(Objective): Below are some records. How many of their lines contain the string "prayers"? Give the number only.

▼▼▼

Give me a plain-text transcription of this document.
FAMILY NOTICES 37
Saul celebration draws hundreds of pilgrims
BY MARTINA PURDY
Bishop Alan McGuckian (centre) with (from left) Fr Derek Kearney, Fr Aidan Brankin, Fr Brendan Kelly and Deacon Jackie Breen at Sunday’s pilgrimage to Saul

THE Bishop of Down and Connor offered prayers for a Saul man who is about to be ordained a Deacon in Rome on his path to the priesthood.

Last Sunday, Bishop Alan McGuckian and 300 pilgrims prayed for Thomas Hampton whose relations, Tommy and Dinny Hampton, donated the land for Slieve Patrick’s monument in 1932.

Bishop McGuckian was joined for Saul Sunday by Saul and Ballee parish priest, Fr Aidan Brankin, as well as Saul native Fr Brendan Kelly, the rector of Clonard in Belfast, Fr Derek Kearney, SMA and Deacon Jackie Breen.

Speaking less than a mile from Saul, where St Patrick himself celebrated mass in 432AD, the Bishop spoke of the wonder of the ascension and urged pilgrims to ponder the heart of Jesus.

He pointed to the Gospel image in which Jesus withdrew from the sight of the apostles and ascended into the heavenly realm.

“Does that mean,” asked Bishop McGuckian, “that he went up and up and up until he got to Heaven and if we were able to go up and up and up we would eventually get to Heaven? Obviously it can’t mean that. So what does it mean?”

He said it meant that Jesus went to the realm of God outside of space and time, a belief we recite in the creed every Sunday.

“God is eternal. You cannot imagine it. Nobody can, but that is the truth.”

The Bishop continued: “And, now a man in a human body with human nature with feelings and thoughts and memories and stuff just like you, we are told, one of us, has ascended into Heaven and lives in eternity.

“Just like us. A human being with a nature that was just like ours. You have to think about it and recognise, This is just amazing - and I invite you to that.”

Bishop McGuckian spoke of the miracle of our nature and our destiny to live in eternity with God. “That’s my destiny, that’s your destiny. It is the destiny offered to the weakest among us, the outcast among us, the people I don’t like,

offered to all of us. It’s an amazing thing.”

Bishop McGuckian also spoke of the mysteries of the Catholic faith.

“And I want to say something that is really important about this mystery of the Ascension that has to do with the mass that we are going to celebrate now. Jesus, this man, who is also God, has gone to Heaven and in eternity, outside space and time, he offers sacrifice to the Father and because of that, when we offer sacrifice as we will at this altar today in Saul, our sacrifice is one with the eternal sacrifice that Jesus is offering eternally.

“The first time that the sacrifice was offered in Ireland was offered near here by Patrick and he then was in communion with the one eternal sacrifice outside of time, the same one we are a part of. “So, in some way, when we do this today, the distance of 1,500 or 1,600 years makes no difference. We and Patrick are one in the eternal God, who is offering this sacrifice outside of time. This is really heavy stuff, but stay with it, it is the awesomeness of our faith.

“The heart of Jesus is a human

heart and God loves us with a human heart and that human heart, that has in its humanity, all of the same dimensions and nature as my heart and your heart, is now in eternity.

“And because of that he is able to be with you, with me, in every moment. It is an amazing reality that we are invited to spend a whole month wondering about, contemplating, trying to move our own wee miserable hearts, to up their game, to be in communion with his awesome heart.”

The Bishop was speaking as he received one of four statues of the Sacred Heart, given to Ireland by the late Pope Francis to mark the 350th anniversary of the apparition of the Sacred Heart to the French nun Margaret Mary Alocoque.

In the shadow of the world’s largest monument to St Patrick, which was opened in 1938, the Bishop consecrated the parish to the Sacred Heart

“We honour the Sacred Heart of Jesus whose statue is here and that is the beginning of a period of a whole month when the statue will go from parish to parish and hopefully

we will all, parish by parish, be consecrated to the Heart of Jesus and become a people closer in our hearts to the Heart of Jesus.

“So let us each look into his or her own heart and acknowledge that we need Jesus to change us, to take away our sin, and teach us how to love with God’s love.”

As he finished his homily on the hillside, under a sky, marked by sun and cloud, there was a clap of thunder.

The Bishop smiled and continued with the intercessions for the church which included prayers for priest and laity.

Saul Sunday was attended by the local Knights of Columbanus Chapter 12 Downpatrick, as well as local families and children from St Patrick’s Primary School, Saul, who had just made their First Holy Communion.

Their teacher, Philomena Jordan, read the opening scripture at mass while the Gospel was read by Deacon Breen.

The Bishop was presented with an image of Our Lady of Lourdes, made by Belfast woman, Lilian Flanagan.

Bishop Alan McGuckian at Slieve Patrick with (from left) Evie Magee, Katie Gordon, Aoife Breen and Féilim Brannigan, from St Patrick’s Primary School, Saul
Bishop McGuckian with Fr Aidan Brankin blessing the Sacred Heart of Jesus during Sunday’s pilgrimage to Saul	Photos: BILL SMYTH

▲▲▲

(Answer to the problem): 2